課題: つみたてNISAの解説文から、「この記事では、つみたてNIS」を含む語句で始まり「産形成を期待できるでしょう。」で終わる部分を書き出し、その中の「投資信託」を「ファンド」に置き換えてください。

----- 提示された文章 -----

年金をきちんと受け取れるかが不安なうえに、銀行の金利も「ほとんどゼロ」という低金利時代の昨今。老後の生活資金に危機感を覚える方も少なくないことから、「投資」が注目を集めています。
なかでも長期にわたって分散的に投資をする「積立投資」は、安全性が比較的高い投資方法として幅広い層から人気です。そこで2018年に金融庁は、投資の初心者でも安定して資産形成ができるよう、積立投資の制度である「つみたてNISA」をスタートさせました。
この記事では、つみたてNISAの概要、メリットやデメリットなどについてわかりやすく解説していきます。
つみたてNISAをわかりやすくいえば何?
金融庁が創設した「つみたてNISA」は、初心者でも比較的安全に資産形成するための積立投資の制度です。
つみたてNISAは投資対象商品が工夫されており、金融庁が定めた基準に沿ったもの(※積立投資に適した商品)が選ばれています。さらに、複数の株式銘柄を合わせることで元本割れリスクを分散させた「投資信託」のみが対象となるので、初めての積立投資として始めやすいと言えるでしょう。
さらに、つみたてNISAには次のような非課税枠が設けられているので、安定した資産形成を期待できるでしょう。

----- データ一覧 -----

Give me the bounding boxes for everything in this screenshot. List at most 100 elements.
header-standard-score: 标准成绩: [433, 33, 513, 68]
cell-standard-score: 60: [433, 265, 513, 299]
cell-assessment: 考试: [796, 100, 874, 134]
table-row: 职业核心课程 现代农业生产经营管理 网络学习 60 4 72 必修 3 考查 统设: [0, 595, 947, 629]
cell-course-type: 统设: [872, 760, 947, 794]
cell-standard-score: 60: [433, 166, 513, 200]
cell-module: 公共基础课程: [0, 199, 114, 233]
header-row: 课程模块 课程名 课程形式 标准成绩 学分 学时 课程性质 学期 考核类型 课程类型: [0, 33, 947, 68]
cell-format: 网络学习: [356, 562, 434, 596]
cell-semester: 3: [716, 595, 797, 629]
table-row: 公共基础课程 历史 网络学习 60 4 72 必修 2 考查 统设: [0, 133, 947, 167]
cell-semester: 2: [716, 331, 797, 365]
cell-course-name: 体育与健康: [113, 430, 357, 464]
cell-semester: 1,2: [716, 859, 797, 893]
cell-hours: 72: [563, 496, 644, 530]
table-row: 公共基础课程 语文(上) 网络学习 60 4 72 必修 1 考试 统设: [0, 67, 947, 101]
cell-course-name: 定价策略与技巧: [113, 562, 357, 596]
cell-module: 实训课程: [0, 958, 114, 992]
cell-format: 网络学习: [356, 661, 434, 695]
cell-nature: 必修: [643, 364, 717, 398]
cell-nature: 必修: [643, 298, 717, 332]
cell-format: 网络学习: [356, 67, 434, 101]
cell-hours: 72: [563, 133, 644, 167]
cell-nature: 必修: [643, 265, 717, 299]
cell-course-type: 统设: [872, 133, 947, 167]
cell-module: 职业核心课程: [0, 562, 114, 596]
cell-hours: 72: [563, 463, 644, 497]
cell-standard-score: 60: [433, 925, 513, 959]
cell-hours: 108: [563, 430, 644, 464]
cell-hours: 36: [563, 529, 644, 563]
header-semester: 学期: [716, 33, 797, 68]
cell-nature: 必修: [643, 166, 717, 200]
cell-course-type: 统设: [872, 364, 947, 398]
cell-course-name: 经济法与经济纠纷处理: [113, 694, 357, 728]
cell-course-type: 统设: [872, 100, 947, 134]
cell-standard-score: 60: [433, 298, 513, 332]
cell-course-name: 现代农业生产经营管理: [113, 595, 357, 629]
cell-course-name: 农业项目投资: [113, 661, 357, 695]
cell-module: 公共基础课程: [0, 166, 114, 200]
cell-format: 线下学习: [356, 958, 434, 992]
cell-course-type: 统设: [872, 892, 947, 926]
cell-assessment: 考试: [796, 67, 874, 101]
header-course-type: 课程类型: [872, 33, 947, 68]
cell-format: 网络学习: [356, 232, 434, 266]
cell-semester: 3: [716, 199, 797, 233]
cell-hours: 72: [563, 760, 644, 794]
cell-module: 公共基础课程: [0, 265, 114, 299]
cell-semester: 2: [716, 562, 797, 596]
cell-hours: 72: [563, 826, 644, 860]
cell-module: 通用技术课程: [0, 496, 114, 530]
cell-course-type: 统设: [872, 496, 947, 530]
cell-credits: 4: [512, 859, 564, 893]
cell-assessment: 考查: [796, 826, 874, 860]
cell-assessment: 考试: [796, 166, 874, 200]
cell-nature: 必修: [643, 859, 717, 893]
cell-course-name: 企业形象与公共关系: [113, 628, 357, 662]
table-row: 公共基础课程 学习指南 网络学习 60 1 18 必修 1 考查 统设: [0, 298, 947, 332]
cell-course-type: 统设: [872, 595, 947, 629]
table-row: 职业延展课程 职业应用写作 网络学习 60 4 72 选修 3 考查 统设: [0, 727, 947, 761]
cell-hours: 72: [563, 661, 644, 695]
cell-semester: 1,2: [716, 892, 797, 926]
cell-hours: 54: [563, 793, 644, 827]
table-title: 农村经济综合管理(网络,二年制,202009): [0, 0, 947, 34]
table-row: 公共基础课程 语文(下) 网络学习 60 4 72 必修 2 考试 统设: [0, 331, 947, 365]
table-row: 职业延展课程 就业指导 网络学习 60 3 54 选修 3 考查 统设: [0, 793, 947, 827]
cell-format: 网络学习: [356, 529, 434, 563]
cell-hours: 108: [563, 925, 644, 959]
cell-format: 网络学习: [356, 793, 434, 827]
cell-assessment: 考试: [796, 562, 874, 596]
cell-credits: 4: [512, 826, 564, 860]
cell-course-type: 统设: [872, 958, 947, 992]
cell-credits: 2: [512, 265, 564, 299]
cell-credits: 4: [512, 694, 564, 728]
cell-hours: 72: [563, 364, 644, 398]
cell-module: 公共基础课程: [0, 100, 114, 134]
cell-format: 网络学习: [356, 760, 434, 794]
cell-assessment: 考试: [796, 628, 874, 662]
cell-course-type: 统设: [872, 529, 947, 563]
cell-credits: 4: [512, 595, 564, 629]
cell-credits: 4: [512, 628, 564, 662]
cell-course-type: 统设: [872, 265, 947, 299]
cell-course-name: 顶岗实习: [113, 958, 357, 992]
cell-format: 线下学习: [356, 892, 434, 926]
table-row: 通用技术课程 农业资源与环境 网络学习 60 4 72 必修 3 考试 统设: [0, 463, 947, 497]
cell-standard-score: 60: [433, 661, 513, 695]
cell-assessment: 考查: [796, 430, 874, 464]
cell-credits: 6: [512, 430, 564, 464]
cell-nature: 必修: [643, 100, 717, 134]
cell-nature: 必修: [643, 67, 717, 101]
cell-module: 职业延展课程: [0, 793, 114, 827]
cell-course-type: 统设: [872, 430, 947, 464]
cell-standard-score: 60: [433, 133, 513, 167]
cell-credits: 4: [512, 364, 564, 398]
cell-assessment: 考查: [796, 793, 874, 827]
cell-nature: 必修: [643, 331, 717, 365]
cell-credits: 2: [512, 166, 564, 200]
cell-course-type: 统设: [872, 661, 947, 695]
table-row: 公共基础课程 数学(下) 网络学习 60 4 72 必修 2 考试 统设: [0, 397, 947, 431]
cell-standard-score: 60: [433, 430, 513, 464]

-----

この課題の解答:
この記事では、つみたてNISAの概要、メリットやデメリットなどについてわかりやすく解説していきます。
つみたてNISAをわかりやすくいえば何?
金融庁が創設した「つみたてNISA」は、初心者でも比較的安全に資産形成するための積立投資の制度です。
つみたてNISAは投資対象商品が工夫されており、金融庁が定めた基準に沿ったもの(※積立投資に適した商品)が選ばれています。さらに、複数の株式銘柄を合わせることで元本割れリスクを分散させた「ファンド」のみが対象となるので、初めての積立投資として始めやすいと言えるでしょう。
さらに、つみたてNISAには次のような非課税枠が設けられているので、安定した資産形成を期待できるでしょう。